** start of Reading text **

Takács Quartet Returns to Richardson as PU Concerts Comes Back to Live Performance
By Nancy Plum
With a 22-appearance history of performing with Princeton University Concerts, the Takács Quartet has made a home at Richardson Auditorium and has become a good friend of the series. The four members of the string ensemble — violinists Edward Dusinberre and Harumi Rhodes, violist Richard O’Neill, and cellist András Fejér — returned to Richardson Auditorium last week after a nearly two-year hiatus performing in the area for an eclectic program featuring music for string quartet and an instrument rarely heard in Princeton. Joining the ensemble for last Thursday night’s concert celebrating the series’ return to live performance was bandoneón and accordina virtuoso Julien Labro, and the five musicians together created an impressive evening of innovative classical music.

** end of Reading text **
** start of Record set **

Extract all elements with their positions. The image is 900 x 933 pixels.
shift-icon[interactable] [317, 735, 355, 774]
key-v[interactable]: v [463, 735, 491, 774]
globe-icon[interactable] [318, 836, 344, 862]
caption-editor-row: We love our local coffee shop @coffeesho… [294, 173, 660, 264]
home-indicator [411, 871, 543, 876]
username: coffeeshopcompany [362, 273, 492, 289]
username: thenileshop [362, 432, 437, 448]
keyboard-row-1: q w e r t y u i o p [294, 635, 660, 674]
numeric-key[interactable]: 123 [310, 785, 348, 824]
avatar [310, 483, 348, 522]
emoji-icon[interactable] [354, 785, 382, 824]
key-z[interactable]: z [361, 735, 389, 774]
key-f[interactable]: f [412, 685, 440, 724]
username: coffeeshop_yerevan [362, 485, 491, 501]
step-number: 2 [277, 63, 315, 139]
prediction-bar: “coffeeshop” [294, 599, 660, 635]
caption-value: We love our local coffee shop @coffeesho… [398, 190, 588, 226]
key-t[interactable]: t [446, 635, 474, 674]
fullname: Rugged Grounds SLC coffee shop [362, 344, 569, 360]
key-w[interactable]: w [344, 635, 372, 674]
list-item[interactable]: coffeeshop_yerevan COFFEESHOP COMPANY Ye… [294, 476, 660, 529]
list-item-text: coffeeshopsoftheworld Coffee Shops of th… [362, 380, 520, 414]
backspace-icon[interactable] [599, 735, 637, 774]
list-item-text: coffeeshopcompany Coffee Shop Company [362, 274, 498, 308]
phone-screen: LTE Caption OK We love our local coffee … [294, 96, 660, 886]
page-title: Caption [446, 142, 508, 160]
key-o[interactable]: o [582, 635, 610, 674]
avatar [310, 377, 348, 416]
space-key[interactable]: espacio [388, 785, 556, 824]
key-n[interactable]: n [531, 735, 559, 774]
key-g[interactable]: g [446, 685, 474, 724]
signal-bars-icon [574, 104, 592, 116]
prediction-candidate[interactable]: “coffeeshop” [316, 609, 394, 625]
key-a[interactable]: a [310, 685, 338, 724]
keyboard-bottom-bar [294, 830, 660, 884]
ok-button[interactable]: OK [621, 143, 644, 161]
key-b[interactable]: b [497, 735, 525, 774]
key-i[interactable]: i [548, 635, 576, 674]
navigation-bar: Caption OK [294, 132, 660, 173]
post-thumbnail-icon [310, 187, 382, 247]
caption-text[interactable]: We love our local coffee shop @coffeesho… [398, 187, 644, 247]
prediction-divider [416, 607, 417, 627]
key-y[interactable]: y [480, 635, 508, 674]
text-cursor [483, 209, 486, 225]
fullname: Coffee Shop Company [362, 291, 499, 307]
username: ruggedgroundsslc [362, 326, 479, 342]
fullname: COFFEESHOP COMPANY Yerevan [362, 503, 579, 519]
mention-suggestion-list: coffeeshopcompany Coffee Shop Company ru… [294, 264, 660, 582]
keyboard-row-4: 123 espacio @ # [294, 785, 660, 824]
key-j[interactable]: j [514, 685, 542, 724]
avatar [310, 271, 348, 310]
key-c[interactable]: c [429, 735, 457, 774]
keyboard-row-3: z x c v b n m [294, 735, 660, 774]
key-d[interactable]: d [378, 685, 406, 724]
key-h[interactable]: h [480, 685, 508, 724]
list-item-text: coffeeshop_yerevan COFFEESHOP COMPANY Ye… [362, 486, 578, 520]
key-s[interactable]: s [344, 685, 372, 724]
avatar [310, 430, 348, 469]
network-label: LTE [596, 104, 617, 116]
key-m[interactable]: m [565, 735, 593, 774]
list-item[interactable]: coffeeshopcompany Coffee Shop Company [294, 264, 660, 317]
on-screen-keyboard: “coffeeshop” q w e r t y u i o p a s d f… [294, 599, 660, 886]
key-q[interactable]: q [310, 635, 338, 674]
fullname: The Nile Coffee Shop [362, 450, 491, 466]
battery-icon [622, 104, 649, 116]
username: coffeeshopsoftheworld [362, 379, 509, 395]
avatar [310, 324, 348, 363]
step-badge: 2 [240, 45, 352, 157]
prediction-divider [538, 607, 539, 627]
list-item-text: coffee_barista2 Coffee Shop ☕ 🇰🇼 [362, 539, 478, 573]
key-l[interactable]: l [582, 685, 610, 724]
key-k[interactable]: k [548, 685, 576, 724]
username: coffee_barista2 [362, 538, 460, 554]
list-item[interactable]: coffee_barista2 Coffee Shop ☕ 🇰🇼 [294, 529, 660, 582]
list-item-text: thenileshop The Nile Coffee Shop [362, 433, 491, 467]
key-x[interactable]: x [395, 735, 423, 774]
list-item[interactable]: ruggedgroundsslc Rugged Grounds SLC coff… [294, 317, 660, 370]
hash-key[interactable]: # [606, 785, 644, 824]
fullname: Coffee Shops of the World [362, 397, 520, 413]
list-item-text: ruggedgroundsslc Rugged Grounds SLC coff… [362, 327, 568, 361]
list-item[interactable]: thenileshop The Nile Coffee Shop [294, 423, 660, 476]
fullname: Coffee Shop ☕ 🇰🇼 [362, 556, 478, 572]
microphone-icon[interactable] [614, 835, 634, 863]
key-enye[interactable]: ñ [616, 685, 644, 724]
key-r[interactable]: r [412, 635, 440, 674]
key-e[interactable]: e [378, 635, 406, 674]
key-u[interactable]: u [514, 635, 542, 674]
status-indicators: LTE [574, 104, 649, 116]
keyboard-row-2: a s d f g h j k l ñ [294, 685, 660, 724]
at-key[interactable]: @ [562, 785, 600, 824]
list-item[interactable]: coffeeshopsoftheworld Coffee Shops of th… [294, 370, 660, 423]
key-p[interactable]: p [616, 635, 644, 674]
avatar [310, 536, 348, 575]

** end of Record set **

▶ _Tasks to perform_
a) In the concert review, who plays viola in the Takács Quartet?
b) Swap "hiatus" for "break" in the concert review and write out everything from "Takács Quartet Returns" down to "innovative classical music.".

▶ _Written answers_
a) Richard O’Neill plays viola.

b)
Takács Quartet Returns to Richardson as PU Concerts Comes Back to Live Performance
By Nancy Plum
With a 22-appearance history of performing with Princeton University Concerts, the Takács Quartet has made a home at Richardson Auditorium and has become a good friend of the series. The four members of the string ensemble — violinists Edward Dusinberre and Harumi Rhodes, violist Richard O’Neill, and cellist András Fejér — returned to Richardson Auditorium last week after a nearly two-year break performing in the area for an eclectic program featuring music for string quartet and an instrument rarely heard in Princeton. Joining the ensemble for last Thursday night’s concert celebrating the series’ return to live performance was bandoneón and accordina virtuoso Julien Labro, and the five musicians together created an impressive evening of innovative classical music.